* Given problem *
Copy down all of the data underneath, exactly as shown.

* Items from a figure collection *

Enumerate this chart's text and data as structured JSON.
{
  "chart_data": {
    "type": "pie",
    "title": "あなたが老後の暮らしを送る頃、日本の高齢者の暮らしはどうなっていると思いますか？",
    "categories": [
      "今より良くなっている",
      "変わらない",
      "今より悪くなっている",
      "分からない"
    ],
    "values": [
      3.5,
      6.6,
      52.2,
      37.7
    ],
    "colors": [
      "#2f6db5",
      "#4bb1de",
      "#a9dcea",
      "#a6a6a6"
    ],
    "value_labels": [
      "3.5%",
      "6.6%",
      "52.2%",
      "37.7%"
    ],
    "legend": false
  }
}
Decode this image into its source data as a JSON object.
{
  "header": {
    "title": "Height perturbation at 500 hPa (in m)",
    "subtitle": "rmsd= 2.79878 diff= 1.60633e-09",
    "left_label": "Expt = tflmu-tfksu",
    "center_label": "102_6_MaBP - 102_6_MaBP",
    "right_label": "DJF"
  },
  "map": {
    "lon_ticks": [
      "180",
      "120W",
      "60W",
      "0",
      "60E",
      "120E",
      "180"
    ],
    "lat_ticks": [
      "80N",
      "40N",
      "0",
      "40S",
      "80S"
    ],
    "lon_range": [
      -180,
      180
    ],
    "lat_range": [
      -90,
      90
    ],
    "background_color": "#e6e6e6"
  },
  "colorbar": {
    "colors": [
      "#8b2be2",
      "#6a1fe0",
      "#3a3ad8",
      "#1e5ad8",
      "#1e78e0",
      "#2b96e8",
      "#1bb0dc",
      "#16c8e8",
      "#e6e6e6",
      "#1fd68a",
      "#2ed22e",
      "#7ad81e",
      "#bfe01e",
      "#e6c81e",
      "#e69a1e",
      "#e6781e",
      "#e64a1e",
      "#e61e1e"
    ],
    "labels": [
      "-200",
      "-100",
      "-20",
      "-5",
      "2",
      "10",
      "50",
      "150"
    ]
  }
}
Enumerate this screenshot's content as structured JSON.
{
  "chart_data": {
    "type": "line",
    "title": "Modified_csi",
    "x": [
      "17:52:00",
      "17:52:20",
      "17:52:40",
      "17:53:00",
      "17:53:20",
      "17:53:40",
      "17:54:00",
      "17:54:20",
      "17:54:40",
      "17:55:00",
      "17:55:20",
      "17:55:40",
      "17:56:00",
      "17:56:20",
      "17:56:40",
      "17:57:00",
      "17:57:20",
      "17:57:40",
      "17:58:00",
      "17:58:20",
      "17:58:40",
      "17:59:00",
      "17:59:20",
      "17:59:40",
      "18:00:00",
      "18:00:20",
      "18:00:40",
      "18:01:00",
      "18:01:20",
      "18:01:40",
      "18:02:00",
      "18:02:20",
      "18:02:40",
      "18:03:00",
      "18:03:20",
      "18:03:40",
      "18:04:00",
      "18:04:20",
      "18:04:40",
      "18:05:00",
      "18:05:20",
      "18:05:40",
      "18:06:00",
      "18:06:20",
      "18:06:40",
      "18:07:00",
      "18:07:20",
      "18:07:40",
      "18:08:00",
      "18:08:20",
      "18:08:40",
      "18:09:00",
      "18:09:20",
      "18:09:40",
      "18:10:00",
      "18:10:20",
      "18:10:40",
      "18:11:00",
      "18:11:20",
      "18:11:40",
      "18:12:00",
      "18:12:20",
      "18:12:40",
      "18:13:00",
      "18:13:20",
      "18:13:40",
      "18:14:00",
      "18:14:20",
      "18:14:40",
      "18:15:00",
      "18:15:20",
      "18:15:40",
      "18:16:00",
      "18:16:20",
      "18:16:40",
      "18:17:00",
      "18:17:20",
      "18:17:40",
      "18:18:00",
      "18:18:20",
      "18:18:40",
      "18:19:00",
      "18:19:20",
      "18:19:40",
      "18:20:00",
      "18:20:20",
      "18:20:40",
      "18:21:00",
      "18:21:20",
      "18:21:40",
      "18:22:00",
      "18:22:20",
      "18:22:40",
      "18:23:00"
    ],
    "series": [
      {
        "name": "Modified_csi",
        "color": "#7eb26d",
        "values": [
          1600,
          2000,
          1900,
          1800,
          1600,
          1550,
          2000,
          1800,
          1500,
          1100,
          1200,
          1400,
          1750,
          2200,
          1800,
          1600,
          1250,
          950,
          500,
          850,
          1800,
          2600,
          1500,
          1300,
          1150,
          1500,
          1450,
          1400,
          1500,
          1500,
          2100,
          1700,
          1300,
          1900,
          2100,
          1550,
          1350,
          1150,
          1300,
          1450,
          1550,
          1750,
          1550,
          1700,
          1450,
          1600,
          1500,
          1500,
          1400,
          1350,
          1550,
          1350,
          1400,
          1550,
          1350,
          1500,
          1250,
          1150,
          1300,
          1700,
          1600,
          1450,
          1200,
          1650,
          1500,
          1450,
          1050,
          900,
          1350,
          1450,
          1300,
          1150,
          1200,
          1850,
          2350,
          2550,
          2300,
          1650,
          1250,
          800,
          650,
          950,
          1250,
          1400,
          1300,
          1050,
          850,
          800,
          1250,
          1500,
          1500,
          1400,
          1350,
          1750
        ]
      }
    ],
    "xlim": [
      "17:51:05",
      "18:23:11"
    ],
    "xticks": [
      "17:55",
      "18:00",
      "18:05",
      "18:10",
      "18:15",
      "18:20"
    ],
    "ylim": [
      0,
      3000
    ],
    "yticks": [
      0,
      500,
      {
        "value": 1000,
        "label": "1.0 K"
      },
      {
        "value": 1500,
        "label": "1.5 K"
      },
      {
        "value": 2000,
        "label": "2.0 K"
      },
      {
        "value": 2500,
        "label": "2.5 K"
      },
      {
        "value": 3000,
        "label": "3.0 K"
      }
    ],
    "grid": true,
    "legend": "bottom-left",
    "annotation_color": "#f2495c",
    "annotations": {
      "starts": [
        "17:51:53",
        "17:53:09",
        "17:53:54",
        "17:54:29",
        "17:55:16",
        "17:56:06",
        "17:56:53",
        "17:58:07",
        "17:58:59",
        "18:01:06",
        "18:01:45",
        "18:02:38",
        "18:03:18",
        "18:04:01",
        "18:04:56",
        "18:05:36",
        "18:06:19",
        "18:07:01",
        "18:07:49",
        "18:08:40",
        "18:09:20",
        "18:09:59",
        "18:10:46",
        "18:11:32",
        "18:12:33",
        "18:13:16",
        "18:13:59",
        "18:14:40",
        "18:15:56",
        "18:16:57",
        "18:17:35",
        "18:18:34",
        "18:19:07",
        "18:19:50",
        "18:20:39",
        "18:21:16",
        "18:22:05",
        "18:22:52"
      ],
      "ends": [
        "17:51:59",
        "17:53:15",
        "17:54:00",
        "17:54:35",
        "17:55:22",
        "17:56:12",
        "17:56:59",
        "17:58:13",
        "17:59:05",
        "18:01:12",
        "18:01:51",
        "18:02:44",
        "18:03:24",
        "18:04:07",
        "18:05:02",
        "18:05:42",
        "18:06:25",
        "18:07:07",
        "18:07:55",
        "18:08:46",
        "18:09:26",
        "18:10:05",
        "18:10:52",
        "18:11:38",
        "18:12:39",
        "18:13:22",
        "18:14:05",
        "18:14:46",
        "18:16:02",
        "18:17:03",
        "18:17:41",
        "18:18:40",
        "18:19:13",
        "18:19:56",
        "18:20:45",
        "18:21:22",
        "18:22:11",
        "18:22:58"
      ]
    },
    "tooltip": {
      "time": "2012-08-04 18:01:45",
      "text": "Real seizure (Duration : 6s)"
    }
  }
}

* Reply to the task *
Enumerate this chart's text and data as structured JSON.
{
  "chart_data": {
    "type": "pie",
    "title": "あなたが老後の暮らしを送る頃、日本の高齢者の暮らしはどうなっていると思いますか？",
    "categories": [
      "今より良くなっている",
      "変わらない",
      "今より悪くなっている",
      "分からない"
    ],
    "values": [
      3.5,
      6.6,
      52.2,
      37.7
    ],
    "colors": [
      "#2f6db5",
      "#4bb1de",
      "#a9dcea",
      "#a6a6a6"
    ],
    "value_labels": [
      "3.5%",
      "6.6%",
      "52.2%",
      "37.7%"
    ],
    "legend": false
  }
}
Decode this image into its source data as a JSON object.
{
  "header": {
    "title": "Height perturbation at 500 hPa (in m)",
    "subtitle": "rmsd= 2.79878 diff= 1.60633e-09",
    "left_label": "Expt = tflmu-tfksu",
    "center_label": "102_6_MaBP - 102_6_MaBP",
    "right_label": "DJF"
  },
  "map": {
    "lon_ticks": [
      "180",
      "120W",
      "60W",
      "0",
      "60E",
      "120E",
      "180"
    ],
    "lat_ticks": [
      "80N",
      "40N",
      "0",
      "40S",
      "80S"
    ],
    "lon_range": [
      -180,
      180
    ],
    "lat_range": [
      -90,
      90
    ],
    "background_color": "#e6e6e6"
  },
  "colorbar": {
    "colors": [
      "#8b2be2",
      "#6a1fe0",
      "#3a3ad8",
      "#1e5ad8",
      "#1e78e0",
      "#2b96e8",
      "#1bb0dc",
      "#16c8e8",
      "#e6e6e6",
      "#1fd68a",
      "#2ed22e",
      "#7ad81e",
      "#bfe01e",
      "#e6c81e",
      "#e69a1e",
      "#e6781e",
      "#e64a1e",
      "#e61e1e"
    ],
    "labels": [
      "-200",
      "-100",
      "-20",
      "-5",
      "2",
      "10",
      "50",
      "150"
    ]
  }
}
Enumerate this screenshot's content as structured JSON.
{
  "chart_data": {
    "type": "line",
    "title": "Modified_csi",
    "x": [
      "17:52:00",
      "17:52:20",
      "17:52:40",
      "17:53:00",
      "17:53:20",
      "17:53:40",
      "17:54:00",
      "17:54:20",
      "17:54:40",
      "17:55:00",
      "17:55:20",
      "17:55:40",
      "17:56:00",
      "17:56:20",
      "17:56:40",
      "17:57:00",
      "17:57:20",
      "17:57:40",
      "17:58:00",
      "17:58:20",
      "17:58:40",
      "17:59:00",
      "17:59:20",
      "17:59:40",
      "18:00:00",
      "18:00:20",
      "18:00:40",
      "18:01:00",
      "18:01:20",
      "18:01:40",
      "18:02:00",
      "18:02:20",
      "18:02:40",
      "18:03:00",
      "18:03:20",
      "18:03:40",
      "18:04:00",
      "18:04:20",
      "18:04:40",
      "18:05:00",
      "18:05:20",
      "18:05:40",
      "18:06:00",
      "18:06:20",
      "18:06:40",
      "18:07:00",
      "18:07:20",
      "18:07:40",
      "18:08:00",
      "18:08:20",
      "18:08:40",
      "18:09:00",
      "18:09:20",
      "18:09:40",
      "18:10:00",
      "18:10:20",
      "18:10:40",
      "18:11:00",
      "18:11:20",
      "18:11:40",
      "18:12:00",
      "18:12:20",
      "18:12:40",
      "18:13:00",
      "18:13:20",
      "18:13:40",
      "18:14:00",
      "18:14:20",
      "18:14:40",
      "18:15:00",
      "18:15:20",
      "18:15:40",
      "18:16:00",
      "18:16:20",
      "18:16:40",
      "18:17:00",
      "18:17:20",
      "18:17:40",
      "18:18:00",
      "18:18:20",
      "18:18:40",
      "18:19:00",
      "18:19:20",
      "18:19:40",
      "18:20:00",
      "18:20:20",
      "18:20:40",
      "18:21:00",
      "18:21:20",
      "18:21:40",
      "18:22:00",
      "18:22:20",
      "18:22:40",
      "18:23:00"
    ],
    "series": [
      {
        "name": "Modified_csi",
        "color": "#7eb26d",
        "values": [
          1600,
          2000,
          1900,
          1800,
          1600,
          1550,
          2000,
          1800,
          1500,
          1100,
          1200,
          1400,
          1750,
          2200,
          1800,
          1600,
          1250,
          950,
          500,
          850,
          1800,
          2600,
          1500,
          1300,
          1150,
          1500,
          1450,
          1400,
          1500,
          1500,
          2100,
          1700,
          1300,
          1900,
          2100,
          1550,
          1350,
          1150,
          1300,
          1450,
          1550,
          1750,
          1550,
          1700,
          1450,
          1600,
          1500,
          1500,
          1400,
          1350,
          1550,
          1350,
          1400,
          1550,
          1350,
          1500,
          1250,
          1150,
          1300,
          1700,
          1600,
          1450,
          1200,
          1650,
          1500,
          1450,
          1050,
          900,
          1350,
          1450,
          1300,
          1150,
          1200,
          1850,
          2350,
          2550,
          2300,
          1650,
          1250,
          800,
          650,
          950,
          1250,
          1400,
          1300,
          1050,
          850,
          800,
          1250,
          1500,
          1500,
          1400,
          1350,
          1750
        ]
      }
    ],
    "xlim": [
      "17:51:05",
      "18:23:11"
    ],
    "xticks": [
      "17:55",
      "18:00",
      "18:05",
      "18:10",
      "18:15",
      "18:20"
    ],
    "ylim": [
      0,
      3000
    ],
    "yticks": [
      0,
      500,
      {
        "value": 1000,
        "label": "1.0 K"
      },
      {
        "value": 1500,
        "label": "1.5 K"
      },
      {
        "value": 2000,
        "label": "2.0 K"
      },
      {
        "value": 2500,
        "label": "2.5 K"
      },
      {
        "value": 3000,
        "label": "3.0 K"
      }
    ],
    "grid": true,
    "legend": "bottom-left",
    "annotation_color": "#f2495c",
    "annotations": {
      "starts": [
        "17:51:53",
        "17:53:09",
        "17:53:54",
        "17:54:29",
        "17:55:16",
        "17:56:06",
        "17:56:53",
        "17:58:07",
        "17:58:59",
        "18:01:06",
        "18:01:45",
        "18:02:38",
        "18:03:18",
        "18:04:01",
        "18:04:56",
        "18:05:36",
        "18:06:19",
        "18:07:01",
        "18:07:49",
        "18:08:40",
        "18:09:20",
        "18:09:59",
        "18:10:46",
        "18:11:32",
        "18:12:33",
        "18:13:16",
        "18:13:59",
        "18:14:40",
        "18:15:56",
        "18:16:57",
        "18:17:35",
        "18:18:34",
        "18:19:07",
        "18:19:50",
        "18:20:39",
        "18:21:16",
        "18:22:05",
        "18:22:52"
      ],
      "ends": [
        "17:51:59",
        "17:53:15",
        "17:54:00",
        "17:54:35",
        "17:55:22",
        "17:56:12",
        "17:56:59",
        "17:58:13",
        "17:59:05",
        "18:01:12",
        "18:01:51",
        "18:02:44",
        "18:03:24",
        "18:04:07",
        "18:05:02",
        "18:05:42",
        "18:06:25",
        "18:07:07",
        "18:07:55",
        "18:08:46",
        "18:09:26",
        "18:10:05",
        "18:10:52",
        "18:11:38",
        "18:12:39",
        "18:13:22",
        "18:14:05",
        "18:14:46",
        "18:16:02",
        "18:17:03",
        "18:17:41",
        "18:18:40",
        "18:19:13",
        "18:19:56",
        "18:20:45",
        "18:21:22",
        "18:22:11",
        "18:22:58"
      ]
    },
    "tooltip": {
      "time": "2012-08-04 18:01:45",
      "text": "Real seizure (Duration : 6s)"
    }
  }
}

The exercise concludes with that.